Task to complete =>
Rewrite the data lines from the one containing "point xyxy=(466,164,480,178)" through the one containing "x-axis-title: Chromium(VI) Concentration", changing "x-tick-label" to "x-axis-tick" and leaving everything else untouched.

━━━━━━

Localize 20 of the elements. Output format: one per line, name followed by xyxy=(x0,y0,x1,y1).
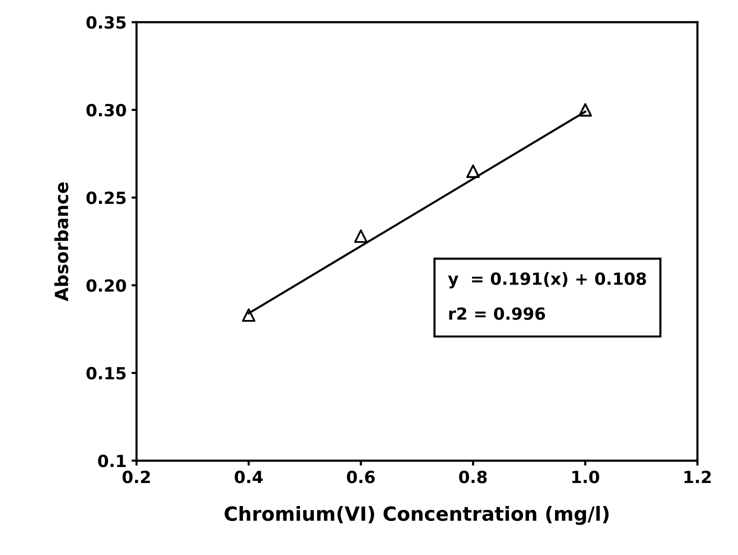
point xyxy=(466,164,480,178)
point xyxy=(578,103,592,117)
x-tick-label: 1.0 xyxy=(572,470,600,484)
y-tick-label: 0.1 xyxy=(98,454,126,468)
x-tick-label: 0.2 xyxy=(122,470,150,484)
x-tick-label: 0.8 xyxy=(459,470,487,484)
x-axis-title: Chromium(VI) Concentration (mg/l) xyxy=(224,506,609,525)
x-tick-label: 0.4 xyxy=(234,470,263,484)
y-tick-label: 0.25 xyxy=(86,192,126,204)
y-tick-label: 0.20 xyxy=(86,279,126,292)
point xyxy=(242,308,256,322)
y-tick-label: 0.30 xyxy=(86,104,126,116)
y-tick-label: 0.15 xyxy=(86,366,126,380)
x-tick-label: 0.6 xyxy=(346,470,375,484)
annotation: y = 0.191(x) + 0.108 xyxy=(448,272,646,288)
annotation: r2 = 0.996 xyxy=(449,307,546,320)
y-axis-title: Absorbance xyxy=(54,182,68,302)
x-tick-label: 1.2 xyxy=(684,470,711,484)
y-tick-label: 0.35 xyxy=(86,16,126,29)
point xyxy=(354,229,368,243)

━━━━━━

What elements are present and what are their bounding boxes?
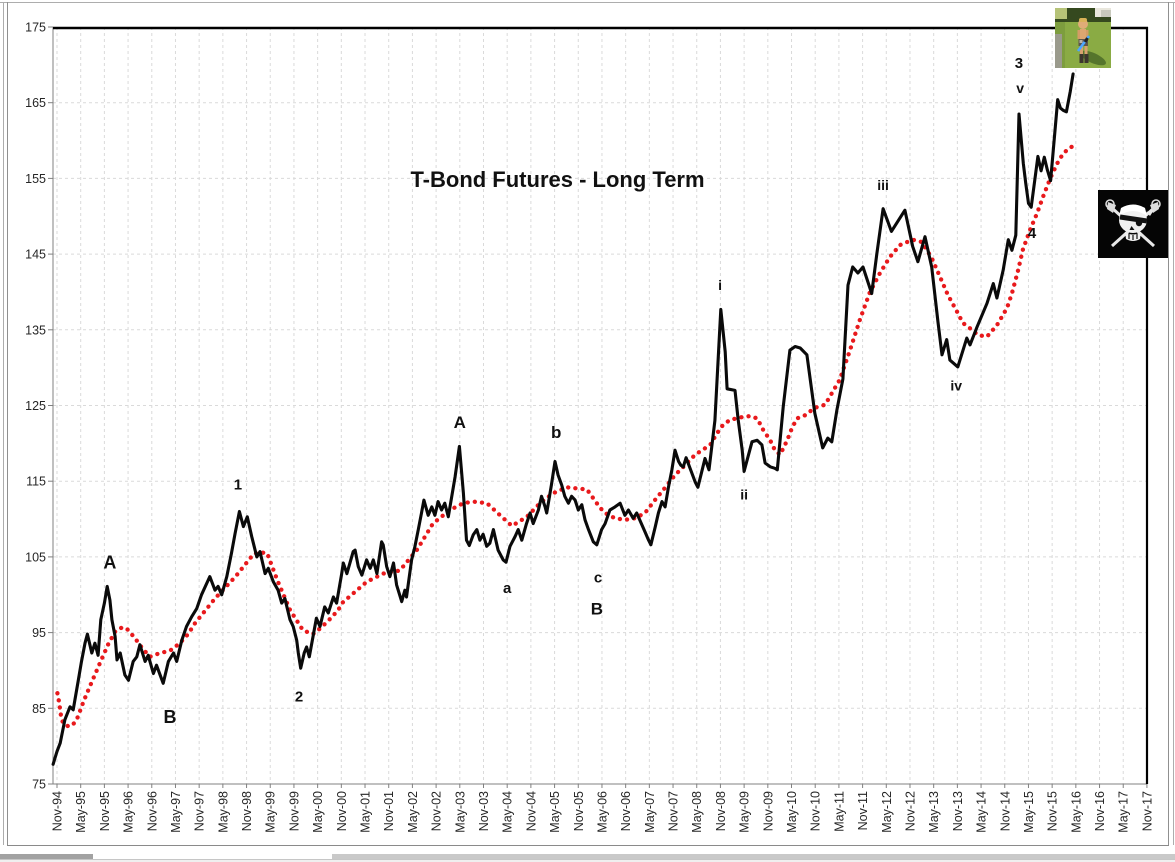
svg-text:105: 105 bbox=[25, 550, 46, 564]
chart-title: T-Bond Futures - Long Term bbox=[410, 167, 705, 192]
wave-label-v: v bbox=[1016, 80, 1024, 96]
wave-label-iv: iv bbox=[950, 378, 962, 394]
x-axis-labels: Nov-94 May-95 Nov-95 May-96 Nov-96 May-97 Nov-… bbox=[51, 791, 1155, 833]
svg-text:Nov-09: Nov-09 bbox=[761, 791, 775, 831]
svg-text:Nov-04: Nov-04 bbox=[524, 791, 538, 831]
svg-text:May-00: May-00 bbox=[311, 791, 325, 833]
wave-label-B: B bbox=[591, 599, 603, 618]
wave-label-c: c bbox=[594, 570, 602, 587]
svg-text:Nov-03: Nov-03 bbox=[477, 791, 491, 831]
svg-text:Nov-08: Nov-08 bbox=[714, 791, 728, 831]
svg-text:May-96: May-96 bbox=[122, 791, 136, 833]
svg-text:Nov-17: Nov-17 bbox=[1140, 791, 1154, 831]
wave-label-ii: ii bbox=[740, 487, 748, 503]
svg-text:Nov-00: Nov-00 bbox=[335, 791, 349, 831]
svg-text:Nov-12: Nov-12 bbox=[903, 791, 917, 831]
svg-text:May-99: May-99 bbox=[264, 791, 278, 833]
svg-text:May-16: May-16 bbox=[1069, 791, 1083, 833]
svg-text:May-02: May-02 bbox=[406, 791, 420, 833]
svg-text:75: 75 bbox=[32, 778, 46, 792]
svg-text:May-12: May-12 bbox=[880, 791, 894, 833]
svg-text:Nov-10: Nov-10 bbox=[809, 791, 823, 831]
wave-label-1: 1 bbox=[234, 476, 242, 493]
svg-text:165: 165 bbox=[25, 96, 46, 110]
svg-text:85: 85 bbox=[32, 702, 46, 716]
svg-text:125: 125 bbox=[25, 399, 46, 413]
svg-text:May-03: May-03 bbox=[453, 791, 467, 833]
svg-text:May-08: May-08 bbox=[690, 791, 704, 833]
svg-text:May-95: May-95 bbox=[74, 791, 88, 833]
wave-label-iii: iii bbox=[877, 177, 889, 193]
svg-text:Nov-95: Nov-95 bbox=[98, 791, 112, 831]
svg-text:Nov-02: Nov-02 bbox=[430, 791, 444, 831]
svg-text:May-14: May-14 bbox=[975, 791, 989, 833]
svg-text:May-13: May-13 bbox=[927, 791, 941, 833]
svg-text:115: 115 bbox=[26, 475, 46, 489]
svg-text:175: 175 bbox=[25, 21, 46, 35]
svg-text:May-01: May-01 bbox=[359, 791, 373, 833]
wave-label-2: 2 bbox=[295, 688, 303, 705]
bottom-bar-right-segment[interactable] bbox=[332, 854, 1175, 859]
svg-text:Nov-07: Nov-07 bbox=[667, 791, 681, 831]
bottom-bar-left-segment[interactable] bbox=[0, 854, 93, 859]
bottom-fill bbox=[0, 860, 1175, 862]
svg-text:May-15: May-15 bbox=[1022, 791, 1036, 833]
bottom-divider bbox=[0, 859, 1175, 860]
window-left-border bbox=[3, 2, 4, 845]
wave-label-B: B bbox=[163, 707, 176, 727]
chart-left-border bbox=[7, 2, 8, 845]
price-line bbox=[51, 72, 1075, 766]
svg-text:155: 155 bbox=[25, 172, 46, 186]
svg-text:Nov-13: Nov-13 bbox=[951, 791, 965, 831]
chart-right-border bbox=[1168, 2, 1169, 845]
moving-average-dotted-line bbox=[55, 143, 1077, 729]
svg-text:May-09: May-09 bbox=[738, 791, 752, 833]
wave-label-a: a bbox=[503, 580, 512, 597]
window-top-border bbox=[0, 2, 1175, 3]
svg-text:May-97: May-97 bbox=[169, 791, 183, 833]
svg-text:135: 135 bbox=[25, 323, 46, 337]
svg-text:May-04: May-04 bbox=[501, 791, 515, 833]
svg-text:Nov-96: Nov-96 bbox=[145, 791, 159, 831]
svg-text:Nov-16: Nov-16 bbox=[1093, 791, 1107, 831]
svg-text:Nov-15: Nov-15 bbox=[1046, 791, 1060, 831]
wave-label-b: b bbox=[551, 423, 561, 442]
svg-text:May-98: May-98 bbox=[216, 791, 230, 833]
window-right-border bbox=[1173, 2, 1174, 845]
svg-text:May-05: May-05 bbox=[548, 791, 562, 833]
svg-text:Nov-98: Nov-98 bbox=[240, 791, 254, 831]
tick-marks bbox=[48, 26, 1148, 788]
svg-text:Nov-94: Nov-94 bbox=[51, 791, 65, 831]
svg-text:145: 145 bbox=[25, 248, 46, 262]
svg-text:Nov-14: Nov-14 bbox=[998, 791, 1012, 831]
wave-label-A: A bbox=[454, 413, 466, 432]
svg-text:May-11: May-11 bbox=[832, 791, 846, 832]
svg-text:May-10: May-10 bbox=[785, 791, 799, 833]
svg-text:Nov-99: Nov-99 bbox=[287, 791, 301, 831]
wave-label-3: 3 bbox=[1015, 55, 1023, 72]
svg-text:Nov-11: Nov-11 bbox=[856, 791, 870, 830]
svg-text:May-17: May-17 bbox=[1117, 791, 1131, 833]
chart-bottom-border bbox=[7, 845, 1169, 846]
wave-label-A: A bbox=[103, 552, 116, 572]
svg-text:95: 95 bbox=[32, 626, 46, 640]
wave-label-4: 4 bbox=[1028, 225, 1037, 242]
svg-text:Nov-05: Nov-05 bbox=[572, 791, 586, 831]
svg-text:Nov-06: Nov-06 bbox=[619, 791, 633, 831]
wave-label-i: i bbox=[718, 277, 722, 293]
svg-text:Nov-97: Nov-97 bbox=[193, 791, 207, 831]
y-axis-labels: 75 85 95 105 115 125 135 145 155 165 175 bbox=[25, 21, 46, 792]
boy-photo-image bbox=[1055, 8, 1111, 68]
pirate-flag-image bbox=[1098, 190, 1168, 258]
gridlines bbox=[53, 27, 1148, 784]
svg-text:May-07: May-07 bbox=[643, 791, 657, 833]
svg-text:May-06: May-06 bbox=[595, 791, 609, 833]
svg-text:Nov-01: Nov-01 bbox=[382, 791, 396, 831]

━━━━━━

Exercise result =>
point xyxy=(466,164,480,178)
point xyxy=(578,103,592,117)
x-axis-tick: 1.0 xyxy=(572,470,600,484)
y-tick-label: 0.1 xyxy=(98,454,126,468)
x-axis-tick: 0.2 xyxy=(122,470,150,484)
x-axis-tick: 0.8 xyxy=(459,470,487,484)
x-axis-title: Chromium(VI) Concentration (mg/l) xyxy=(224,506,609,525)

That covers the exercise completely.